══ Input for this task
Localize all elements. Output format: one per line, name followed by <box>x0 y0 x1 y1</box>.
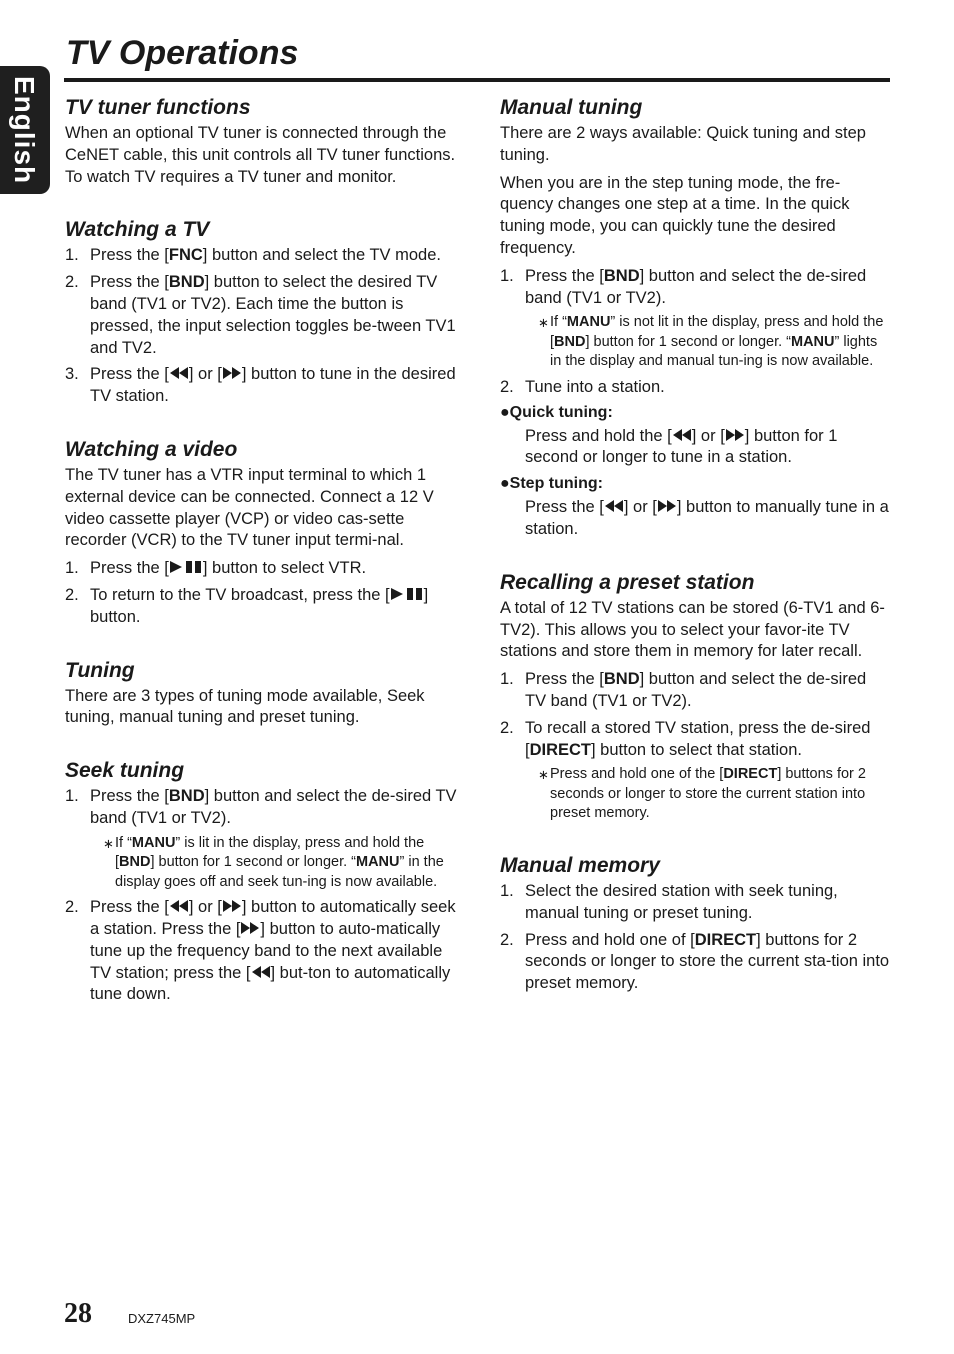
step-text: ] button and select the TV mode. <box>202 246 441 265</box>
note-text: If “ <box>115 834 132 851</box>
tuning-body: There are 3 types of tuning mode available, Seek tuning, manual tuning and preset tuning. <box>65 686 425 727</box>
step-text: Press the [ <box>90 246 169 265</box>
bnd-key: BND <box>603 266 640 285</box>
step-number: 2. <box>65 898 79 917</box>
bnd-key: BND <box>603 670 640 689</box>
note-asterisk: ∗ <box>538 767 549 783</box>
heading-tuning: Tuning <box>65 658 135 682</box>
section-watching-video <box>65 438 457 629</box>
note <box>538 313 890 372</box>
bullet-text: ] or [ <box>623 498 657 517</box>
manual-tuning-p1: There are 2 ways available: Quick tuning and step tuning. <box>500 124 866 164</box>
bullet-text: ] button for 1 second or longer to tune in a station. <box>525 426 838 467</box>
step-number: 2. <box>65 273 79 292</box>
step-number: 1. <box>65 787 79 806</box>
step-text: ] or [ <box>188 365 222 384</box>
manu-key: MANU <box>791 333 835 350</box>
step-number: 1. <box>65 246 79 265</box>
section-manual-memory <box>500 854 890 995</box>
right-column <box>500 92 890 1025</box>
note-text: ” is lit in the display, press and hold the [ <box>115 834 425 871</box>
bullet-dot: ● <box>500 475 510 493</box>
step-text: Press the [ <box>90 559 169 578</box>
heading-manual-tuning: Manual tuning <box>500 96 643 119</box>
rewind-icon <box>251 965 271 979</box>
quick-tuning-body <box>500 426 890 470</box>
note-text: ] button for 1 second or longer. “ <box>585 333 791 350</box>
step-item <box>500 669 890 713</box>
step-item <box>500 718 890 824</box>
watching-video-body: The TV tuner has a VTR input terminal to which 1 external device can be connected. Connect a 12 V video cassette player (VCP) or video cas-sette recorder (VCR) to the TV tuner input termi-nal. <box>65 465 434 550</box>
note-text: ” is not lit in the display, press and hold the [ <box>550 314 884 350</box>
heading-watching-tv: Watching a TV <box>65 218 210 242</box>
note-text: ] buttons for 2 seconds or longer to store the current station into preset memory. <box>550 766 866 822</box>
fast-forward-icon <box>240 921 260 935</box>
watching-video-steps <box>65 558 457 628</box>
manu-key: MANU <box>566 314 611 331</box>
bullet-text: ] button to manually tune in a station. <box>525 498 889 539</box>
step-text: To recall a stored TV station, press the de-sired [ <box>525 718 871 759</box>
watching-tv-steps <box>65 245 457 408</box>
step-item <box>65 245 457 267</box>
direct-key: DIRECT <box>529 740 592 759</box>
step-text: ] button to automatically seek a station. Press the [ <box>90 898 456 939</box>
note-text: ] button for 1 second or longer. “ <box>150 854 356 871</box>
section-tuning <box>65 659 457 730</box>
step-item <box>500 377 890 399</box>
note <box>103 834 457 893</box>
step-text: ] or [ <box>188 898 222 917</box>
manual-tuning-p2: When you are in the step tuning mode, the fre-quency changes one step at a time. In the quick tuning mode, you can quickly tune the desired frequency. <box>500 173 850 257</box>
quick-tuning-heading <box>500 404 890 422</box>
model-number: DXZ745MP <box>128 1311 196 1326</box>
step-number: 2. <box>500 930 514 949</box>
step-number: 1. <box>500 670 514 689</box>
rewind-icon <box>169 366 189 380</box>
step-number: 2. <box>65 585 79 604</box>
step-text: Press the [ <box>525 670 604 689</box>
step-text: Press and hold one of [ <box>525 930 695 949</box>
step-text: ] button and select the de-sired TV band (TV1 or TV2). <box>90 787 457 827</box>
bullet-title: Step tuning: <box>509 475 603 493</box>
step-item <box>65 272 457 359</box>
step-text: Press the [ <box>90 898 169 917</box>
heading-manual-memory: Manual memory <box>500 853 660 877</box>
step-text: Tune into a station. <box>525 377 665 396</box>
step-number: 1. <box>500 266 514 285</box>
fast-forward-icon <box>725 428 745 442</box>
step-number: 2. <box>500 718 514 737</box>
step-text: ] button to select the desired TV band (TV1 or TV2). Each time the button is pressed, the input selection toggles be-tween TV1 and TV2. <box>90 273 456 357</box>
step-text: ] button. <box>90 585 429 626</box>
step-text: Press the [ <box>525 266 604 285</box>
step-item <box>500 266 890 372</box>
heading-seek-tuning: Seek tuning <box>65 759 185 783</box>
bullet-text: ] or [ <box>691 426 725 445</box>
note-text: ” lights in the display and manual tun-ing is now available. <box>550 333 878 370</box>
bnd-key: BND <box>168 273 205 292</box>
step-text: ] button to auto-matically tune up the frequency band to the next available TV station; press the [ <box>90 920 443 982</box>
page-title: TV Operations <box>66 34 299 72</box>
bullet-text: Press the [ <box>525 498 604 517</box>
note-text: Press and hold one of the [ <box>550 766 724 783</box>
step-text: Select the desired station with seek tuning, manual tuning or preset tuning. <box>525 881 838 922</box>
step-tuning-body <box>500 497 890 541</box>
fast-forward-icon <box>222 366 242 380</box>
section-tv-tuner-functions <box>65 96 457 188</box>
language-label: English <box>9 76 40 185</box>
step-item <box>500 930 890 995</box>
step-text: ] button to select that station. <box>591 740 802 759</box>
direct-key: DIRECT <box>694 930 757 949</box>
note <box>538 765 890 824</box>
note-text: ” in the display goes off and seek tun-ing is now available. <box>115 854 444 890</box>
bullet-dot: ● <box>500 403 510 421</box>
step-tuning-heading <box>500 475 890 493</box>
step-text: ] button to tune in the desired TV station. <box>90 365 456 406</box>
bullet-text: Press and hold the [ <box>525 426 672 445</box>
section-seek-tuning <box>65 759 457 1006</box>
bnd-key: BND <box>168 787 205 806</box>
step-item <box>65 897 457 1006</box>
step-text: ] button and select the de-sired TV band (TV1 or TV2). <box>525 670 867 711</box>
step-text: ] button and select the de-sired band (TV1 or TV2). <box>525 266 867 307</box>
manual-tuning-steps <box>500 266 890 399</box>
play-pause-icon <box>390 587 424 601</box>
section-manual-tuning <box>500 96 890 541</box>
direct-key: DIRECT <box>723 766 778 783</box>
manu-key: MANU <box>356 854 400 871</box>
step-number: 1. <box>500 881 514 900</box>
step-text: To return to the TV broadcast, press the [ <box>90 585 390 604</box>
heading-watching-video: Watching a video <box>65 437 238 461</box>
step-item <box>65 558 457 580</box>
step-number: 1. <box>65 559 79 578</box>
step-text: Press the [ <box>90 273 169 292</box>
recalling-preset-steps <box>500 669 890 824</box>
bullet-title: Quick tuning: <box>509 403 613 421</box>
fnc-key: FNC <box>168 246 203 265</box>
play-pause-icon <box>169 560 203 574</box>
page-number: 28 <box>64 1298 92 1329</box>
rewind-icon <box>604 499 624 513</box>
left-column <box>65 92 457 1036</box>
bnd-key: BND <box>554 333 586 350</box>
step-text: Press the [ <box>90 787 169 806</box>
section-recalling-preset <box>500 571 890 824</box>
fast-forward-icon <box>657 499 677 513</box>
step-number: 2. <box>500 377 514 396</box>
fast-forward-icon <box>222 899 242 913</box>
note-asterisk: ∗ <box>538 315 549 331</box>
note-text: If “ <box>550 314 567 331</box>
step-number: 3. <box>65 365 79 384</box>
seek-tuning-steps <box>65 786 457 1006</box>
language-tab <box>0 66 50 194</box>
rewind-icon <box>672 428 692 442</box>
rewind-icon <box>169 899 189 913</box>
bnd-key: BND <box>119 854 151 871</box>
manu-key: MANU <box>131 834 176 851</box>
tv-tuner-body: When an optional TV tuner is connected through the CeNET cable, this unit controls all TV tuner functions. To watch TV requires a TV tuner and monitor. <box>65 124 456 186</box>
note-asterisk: ∗ <box>103 835 114 851</box>
title-rule <box>64 78 890 82</box>
section-watching-tv <box>65 218 457 408</box>
manual-memory-steps <box>500 881 890 995</box>
recalling-preset-body: A total of 12 TV stations can be stored (6-TV1 and 6-TV2). This allows you to select your favor-ite TV stations and store them in memory for later recall. <box>500 598 885 661</box>
step-text: ] buttons for 2 seconds or longer to store the current sta-tion into preset memory. <box>525 930 890 993</box>
step-item <box>500 881 890 925</box>
heading-tv-tuner-functions: TV tuner functions <box>65 96 251 119</box>
step-item <box>65 585 457 629</box>
step-item <box>65 364 457 408</box>
heading-recalling-preset: Recalling a preset station <box>500 570 755 594</box>
step-text: Press the [ <box>90 365 169 384</box>
step-item <box>65 786 457 892</box>
step-text: ] but-ton to automatically tune down. <box>90 963 451 1004</box>
step-text: ] button to select VTR. <box>202 559 367 578</box>
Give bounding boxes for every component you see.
════
- Task directions -
Rewrite the stretch of lines from the one containing "step-text: ] button and select the TV" through the one containing "heading-tuning: Tuning <box>65" as a JSON list of strings, one string per line, with blank lines left out.

- Task answer -
[
  "step-text: ] button and select the TV mode. <box>202 246 441 265</box>",
  "note-text: If “ <box>115 834 132 851</box>",
  "tuning-body: There are 3 types of tuning mode available, Seek tuning, manual tuning and preset tuning. <box>65 686 425 727</box>",
  "step-text: Press the [ <box>90 246 169 265</box>",
  "bnd-key: BND <box>603 266 640 285</box>",
  "step-number: 2. <box>65 898 79 917</box>",
  "bnd-key: BND <box>603 670 640 689</box>",
  "note-asterisk: ∗ <box>538 767 549 783</box>",
  "heading-tuning: Tuning <box>65 658 135 682</box>"
]